## PROBLEM
Copy each line below in which the string "объектов" occurs.

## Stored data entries
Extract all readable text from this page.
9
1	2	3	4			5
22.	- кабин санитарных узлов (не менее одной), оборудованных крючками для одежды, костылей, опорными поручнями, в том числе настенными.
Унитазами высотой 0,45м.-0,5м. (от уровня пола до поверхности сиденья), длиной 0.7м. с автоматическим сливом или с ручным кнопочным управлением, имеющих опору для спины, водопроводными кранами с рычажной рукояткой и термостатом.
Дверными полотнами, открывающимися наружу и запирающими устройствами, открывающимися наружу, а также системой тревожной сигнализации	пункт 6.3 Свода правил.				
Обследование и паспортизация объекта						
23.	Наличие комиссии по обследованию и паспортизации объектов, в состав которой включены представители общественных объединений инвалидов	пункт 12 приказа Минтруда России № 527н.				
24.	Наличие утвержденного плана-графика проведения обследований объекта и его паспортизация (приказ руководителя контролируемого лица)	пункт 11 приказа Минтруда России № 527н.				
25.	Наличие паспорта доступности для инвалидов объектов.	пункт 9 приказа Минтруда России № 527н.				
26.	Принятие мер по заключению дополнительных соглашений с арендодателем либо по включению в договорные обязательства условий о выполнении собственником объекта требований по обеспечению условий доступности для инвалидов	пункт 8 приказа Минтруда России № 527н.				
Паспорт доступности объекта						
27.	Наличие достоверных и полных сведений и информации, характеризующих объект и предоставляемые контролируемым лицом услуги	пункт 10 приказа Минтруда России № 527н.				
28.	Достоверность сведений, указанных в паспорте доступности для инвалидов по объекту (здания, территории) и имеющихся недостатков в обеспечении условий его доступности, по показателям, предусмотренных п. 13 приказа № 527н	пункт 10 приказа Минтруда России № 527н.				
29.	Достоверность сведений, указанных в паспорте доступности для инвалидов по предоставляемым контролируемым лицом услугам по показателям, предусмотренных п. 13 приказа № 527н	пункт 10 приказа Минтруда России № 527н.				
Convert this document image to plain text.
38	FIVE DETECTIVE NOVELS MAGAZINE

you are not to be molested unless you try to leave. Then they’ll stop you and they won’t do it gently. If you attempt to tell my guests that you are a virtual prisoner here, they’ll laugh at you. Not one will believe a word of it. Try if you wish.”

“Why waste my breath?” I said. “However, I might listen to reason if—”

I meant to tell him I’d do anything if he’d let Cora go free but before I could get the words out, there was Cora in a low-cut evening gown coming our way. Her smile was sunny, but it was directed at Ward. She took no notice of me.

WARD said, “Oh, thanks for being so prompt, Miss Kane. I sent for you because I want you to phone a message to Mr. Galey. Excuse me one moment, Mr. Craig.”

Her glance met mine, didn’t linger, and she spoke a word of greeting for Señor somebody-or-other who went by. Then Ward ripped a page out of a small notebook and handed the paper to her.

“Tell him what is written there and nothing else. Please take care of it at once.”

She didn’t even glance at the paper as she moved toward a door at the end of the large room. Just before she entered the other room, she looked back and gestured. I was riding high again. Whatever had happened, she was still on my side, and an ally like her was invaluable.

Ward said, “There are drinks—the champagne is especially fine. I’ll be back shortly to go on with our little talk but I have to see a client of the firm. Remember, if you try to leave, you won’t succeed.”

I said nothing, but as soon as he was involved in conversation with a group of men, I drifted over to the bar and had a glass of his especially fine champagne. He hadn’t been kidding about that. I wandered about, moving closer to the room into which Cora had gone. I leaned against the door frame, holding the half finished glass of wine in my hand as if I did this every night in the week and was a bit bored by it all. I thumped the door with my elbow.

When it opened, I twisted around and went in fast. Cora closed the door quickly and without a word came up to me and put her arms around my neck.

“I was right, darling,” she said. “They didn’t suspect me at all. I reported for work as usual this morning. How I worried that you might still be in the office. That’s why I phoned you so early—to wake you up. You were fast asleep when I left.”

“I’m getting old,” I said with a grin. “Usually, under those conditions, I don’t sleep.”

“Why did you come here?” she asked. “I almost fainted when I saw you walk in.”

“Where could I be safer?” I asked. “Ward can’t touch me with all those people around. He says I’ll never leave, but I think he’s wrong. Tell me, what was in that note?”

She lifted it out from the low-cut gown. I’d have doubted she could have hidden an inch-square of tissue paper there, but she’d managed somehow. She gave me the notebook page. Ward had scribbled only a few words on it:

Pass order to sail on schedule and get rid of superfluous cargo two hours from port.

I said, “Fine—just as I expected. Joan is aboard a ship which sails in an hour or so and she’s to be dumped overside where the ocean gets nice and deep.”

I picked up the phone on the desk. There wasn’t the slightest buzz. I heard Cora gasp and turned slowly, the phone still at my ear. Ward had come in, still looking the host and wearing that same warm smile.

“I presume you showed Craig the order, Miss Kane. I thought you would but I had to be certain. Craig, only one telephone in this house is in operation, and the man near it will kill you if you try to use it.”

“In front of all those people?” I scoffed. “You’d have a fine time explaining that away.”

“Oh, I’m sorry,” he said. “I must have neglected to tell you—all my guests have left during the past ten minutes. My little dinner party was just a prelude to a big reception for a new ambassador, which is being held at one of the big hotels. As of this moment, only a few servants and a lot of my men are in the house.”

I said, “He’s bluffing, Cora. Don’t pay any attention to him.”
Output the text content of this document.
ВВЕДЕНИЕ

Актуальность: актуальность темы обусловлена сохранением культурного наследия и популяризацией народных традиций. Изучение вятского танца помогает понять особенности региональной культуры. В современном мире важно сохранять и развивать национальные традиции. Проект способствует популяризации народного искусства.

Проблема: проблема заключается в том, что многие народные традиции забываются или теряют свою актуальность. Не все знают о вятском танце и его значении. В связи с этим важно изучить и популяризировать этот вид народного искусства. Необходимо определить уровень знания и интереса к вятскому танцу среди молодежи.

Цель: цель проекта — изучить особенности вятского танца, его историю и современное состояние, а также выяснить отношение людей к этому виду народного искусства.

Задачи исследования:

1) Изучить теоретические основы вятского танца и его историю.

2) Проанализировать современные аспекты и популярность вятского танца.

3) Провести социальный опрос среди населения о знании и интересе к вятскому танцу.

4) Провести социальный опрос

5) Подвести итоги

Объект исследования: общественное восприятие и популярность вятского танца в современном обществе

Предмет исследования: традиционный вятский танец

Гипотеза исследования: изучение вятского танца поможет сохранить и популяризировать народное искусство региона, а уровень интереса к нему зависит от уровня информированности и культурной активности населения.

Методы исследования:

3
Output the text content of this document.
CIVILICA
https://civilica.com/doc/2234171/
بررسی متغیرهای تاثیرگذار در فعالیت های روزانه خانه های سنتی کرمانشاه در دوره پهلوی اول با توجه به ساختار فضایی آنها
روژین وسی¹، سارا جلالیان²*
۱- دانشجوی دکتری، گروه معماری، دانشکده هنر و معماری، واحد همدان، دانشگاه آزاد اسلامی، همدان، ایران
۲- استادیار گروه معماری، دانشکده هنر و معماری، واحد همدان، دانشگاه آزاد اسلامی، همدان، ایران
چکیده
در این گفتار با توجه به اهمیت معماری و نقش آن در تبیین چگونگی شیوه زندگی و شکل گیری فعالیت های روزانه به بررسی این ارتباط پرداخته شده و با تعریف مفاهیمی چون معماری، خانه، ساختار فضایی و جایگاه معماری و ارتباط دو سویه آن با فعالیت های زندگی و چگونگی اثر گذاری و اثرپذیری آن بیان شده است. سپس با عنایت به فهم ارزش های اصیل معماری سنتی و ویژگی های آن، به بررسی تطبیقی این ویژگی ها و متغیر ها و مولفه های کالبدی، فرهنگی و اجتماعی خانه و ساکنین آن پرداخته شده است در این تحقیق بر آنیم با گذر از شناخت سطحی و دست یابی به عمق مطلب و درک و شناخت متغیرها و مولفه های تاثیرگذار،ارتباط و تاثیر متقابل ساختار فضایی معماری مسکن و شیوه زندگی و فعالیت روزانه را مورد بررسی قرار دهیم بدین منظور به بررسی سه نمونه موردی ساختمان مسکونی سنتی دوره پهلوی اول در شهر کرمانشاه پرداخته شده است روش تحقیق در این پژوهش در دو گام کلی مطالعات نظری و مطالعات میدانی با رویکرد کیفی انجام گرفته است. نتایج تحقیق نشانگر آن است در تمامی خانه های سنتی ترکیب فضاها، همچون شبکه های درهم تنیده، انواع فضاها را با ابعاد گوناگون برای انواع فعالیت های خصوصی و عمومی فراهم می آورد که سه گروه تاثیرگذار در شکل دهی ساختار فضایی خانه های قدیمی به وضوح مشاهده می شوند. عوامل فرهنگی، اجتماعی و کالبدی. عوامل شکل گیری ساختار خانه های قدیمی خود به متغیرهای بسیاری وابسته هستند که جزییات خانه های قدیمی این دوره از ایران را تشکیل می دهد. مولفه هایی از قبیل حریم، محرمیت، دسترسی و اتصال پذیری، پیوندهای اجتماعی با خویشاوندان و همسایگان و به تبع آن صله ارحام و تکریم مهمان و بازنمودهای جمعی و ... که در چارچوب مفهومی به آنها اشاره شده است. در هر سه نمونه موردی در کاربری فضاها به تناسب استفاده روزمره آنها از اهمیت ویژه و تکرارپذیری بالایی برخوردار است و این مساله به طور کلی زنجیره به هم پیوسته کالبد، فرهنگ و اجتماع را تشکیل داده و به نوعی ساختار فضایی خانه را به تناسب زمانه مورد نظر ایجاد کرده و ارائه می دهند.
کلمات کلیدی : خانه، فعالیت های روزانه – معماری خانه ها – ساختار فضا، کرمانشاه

## FINISHED ANSWER
23.	Наличие комиссии по обследованию и паспортизации объектов, в состав которой включены представители общественных объединений инвалидов	пункт 12 приказа Минтруда России № 527н.				
25.	Наличие паспорта доступности для инвалидов объектов.	пункт 9 приказа Минтруда России № 527н.				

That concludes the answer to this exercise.